### WHAT TO PRODUCE
Wherever the string "دلار" appears, copy the whole line.

### DATA ENTRIES
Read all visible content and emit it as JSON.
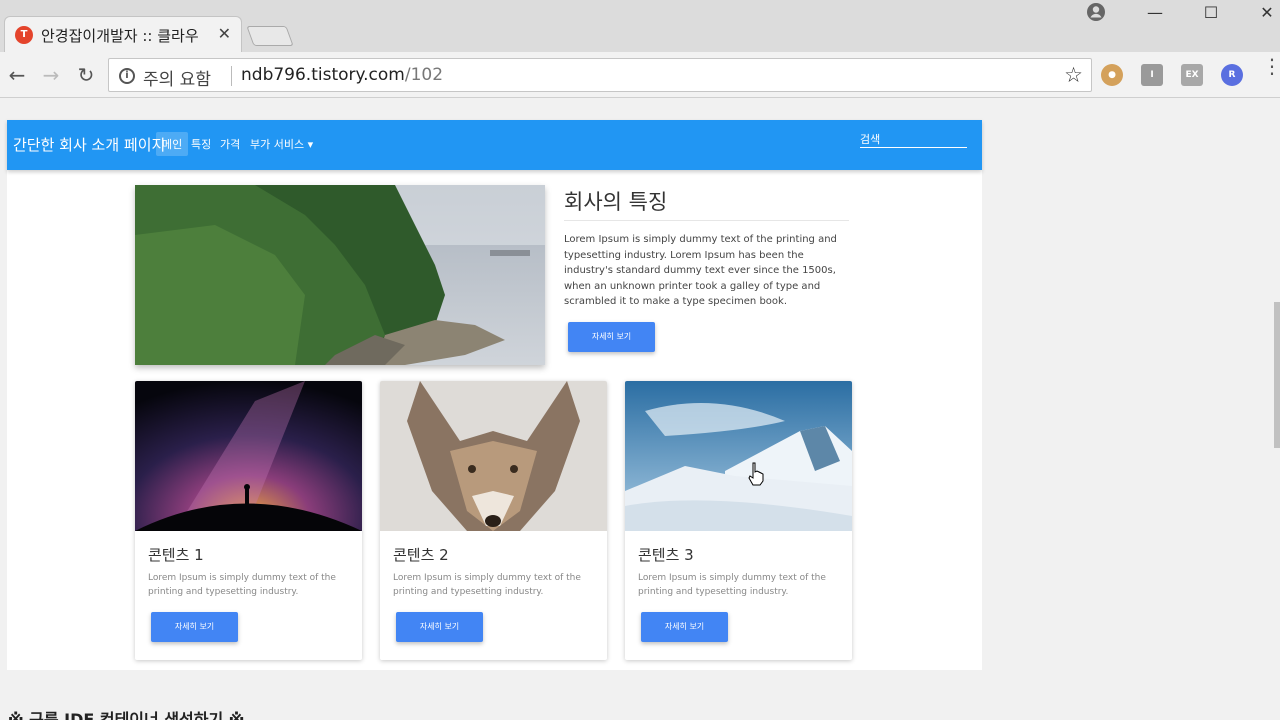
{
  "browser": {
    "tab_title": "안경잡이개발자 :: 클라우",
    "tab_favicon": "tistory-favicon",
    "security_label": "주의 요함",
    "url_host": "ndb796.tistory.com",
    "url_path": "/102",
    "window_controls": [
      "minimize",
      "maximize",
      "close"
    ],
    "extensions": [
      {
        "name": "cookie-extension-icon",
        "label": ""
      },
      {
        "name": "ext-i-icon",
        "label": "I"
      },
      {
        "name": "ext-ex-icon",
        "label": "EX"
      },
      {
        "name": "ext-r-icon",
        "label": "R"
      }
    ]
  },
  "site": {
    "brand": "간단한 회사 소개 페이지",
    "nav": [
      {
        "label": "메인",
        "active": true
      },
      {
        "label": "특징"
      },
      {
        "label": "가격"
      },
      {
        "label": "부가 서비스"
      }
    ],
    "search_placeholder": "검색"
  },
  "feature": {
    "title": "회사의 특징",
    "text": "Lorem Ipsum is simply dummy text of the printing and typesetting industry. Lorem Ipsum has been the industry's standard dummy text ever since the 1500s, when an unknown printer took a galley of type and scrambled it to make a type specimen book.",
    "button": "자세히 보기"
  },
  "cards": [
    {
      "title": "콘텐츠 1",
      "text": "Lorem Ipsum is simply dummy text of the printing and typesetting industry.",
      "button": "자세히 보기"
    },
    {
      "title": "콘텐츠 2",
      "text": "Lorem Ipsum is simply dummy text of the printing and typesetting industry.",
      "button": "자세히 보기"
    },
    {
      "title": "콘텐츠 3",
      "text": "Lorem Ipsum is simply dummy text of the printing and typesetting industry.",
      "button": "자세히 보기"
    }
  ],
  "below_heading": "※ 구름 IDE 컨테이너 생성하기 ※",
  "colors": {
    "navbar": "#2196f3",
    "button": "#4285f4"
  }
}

...

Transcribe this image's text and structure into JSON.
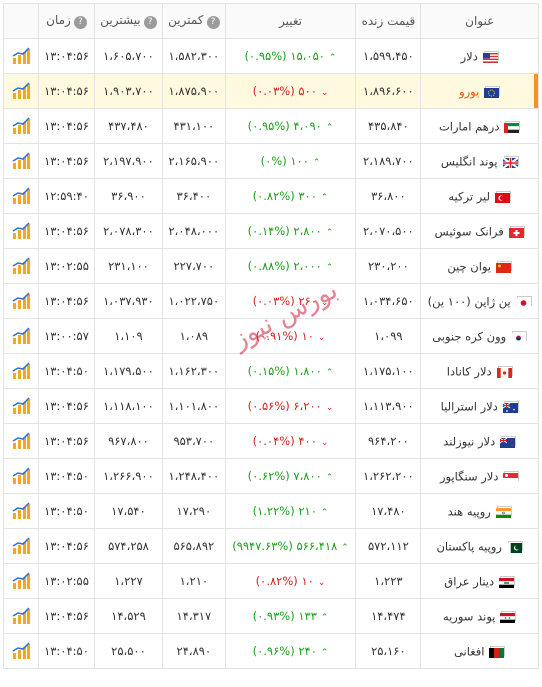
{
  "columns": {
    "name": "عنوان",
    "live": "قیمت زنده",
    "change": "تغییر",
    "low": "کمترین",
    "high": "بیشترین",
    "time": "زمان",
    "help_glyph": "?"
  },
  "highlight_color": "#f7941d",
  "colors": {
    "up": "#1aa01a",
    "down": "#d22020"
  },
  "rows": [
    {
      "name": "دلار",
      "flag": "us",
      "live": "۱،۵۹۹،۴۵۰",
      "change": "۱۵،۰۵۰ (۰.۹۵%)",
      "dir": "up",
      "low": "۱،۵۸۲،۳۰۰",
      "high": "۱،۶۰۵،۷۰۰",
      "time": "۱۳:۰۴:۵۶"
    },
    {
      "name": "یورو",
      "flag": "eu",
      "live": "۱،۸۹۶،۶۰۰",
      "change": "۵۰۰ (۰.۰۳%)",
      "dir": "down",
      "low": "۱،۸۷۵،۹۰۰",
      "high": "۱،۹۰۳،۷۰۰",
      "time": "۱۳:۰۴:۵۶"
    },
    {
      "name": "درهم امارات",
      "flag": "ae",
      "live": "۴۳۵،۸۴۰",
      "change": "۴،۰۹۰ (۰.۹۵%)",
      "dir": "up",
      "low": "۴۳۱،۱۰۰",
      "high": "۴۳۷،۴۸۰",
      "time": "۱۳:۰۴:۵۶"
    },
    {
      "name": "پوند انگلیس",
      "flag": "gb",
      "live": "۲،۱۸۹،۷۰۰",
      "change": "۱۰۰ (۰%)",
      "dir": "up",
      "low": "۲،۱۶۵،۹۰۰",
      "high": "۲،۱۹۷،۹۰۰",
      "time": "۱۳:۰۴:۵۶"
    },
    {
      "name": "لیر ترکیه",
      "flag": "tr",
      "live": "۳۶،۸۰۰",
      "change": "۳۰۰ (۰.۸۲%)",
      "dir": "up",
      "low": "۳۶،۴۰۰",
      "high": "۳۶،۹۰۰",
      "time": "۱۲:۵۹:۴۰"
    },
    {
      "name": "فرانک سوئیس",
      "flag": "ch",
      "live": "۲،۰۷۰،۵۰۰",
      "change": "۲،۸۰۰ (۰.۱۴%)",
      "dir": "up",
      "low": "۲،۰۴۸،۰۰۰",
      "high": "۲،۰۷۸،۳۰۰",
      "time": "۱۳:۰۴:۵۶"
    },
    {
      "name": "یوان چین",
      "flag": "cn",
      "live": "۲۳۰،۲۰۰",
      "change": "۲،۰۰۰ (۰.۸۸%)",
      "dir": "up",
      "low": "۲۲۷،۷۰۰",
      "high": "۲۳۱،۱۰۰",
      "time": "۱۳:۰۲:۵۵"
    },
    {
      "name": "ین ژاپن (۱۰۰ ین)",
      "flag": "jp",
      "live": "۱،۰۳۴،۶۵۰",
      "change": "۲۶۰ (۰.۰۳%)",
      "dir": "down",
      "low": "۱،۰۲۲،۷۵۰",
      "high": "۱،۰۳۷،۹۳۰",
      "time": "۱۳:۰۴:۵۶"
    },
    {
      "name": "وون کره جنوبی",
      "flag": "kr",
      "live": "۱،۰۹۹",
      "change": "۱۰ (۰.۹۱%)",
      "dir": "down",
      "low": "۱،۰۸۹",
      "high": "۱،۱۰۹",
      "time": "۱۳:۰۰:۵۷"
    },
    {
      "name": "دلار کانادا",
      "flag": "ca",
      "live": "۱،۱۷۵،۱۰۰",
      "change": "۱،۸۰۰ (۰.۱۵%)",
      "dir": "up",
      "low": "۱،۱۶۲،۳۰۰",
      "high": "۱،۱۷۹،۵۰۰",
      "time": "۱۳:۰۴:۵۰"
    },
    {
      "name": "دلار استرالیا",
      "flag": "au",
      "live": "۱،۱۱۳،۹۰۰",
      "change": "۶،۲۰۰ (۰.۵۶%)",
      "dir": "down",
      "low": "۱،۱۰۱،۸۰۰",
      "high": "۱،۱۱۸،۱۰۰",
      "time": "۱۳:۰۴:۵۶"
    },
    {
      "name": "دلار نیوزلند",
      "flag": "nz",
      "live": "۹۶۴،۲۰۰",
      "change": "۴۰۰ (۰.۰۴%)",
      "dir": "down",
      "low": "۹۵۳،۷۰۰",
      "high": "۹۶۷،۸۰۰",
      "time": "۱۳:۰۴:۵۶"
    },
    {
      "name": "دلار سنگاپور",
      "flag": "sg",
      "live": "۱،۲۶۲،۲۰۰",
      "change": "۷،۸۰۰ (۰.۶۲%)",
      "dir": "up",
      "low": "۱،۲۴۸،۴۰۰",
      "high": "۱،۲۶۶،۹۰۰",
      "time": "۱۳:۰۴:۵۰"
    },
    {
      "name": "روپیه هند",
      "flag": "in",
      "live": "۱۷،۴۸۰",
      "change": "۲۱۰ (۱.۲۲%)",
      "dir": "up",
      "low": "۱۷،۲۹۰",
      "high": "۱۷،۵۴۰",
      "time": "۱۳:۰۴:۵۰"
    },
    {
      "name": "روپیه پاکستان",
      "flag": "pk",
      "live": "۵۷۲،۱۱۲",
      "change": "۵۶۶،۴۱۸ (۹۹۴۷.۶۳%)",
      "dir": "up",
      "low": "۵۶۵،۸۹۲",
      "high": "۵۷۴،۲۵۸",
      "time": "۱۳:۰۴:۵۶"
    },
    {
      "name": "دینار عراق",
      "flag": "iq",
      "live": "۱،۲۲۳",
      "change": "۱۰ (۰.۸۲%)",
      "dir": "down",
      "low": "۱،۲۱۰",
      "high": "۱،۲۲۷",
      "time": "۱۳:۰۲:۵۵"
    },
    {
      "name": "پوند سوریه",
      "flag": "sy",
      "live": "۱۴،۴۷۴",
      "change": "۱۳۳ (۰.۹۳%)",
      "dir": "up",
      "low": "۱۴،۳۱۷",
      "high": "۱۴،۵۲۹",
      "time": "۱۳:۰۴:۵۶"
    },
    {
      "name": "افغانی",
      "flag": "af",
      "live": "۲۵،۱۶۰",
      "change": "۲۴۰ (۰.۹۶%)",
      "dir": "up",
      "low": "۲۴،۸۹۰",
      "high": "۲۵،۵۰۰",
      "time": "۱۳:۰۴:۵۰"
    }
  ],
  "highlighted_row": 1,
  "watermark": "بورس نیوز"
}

### RESPONSE
      "name": "دلار",
      "name": "دلار کانادا",
      "name": "دلار استرالیا",
      "name": "دلار نیوزلند",
      "name": "دلار سنگاپور",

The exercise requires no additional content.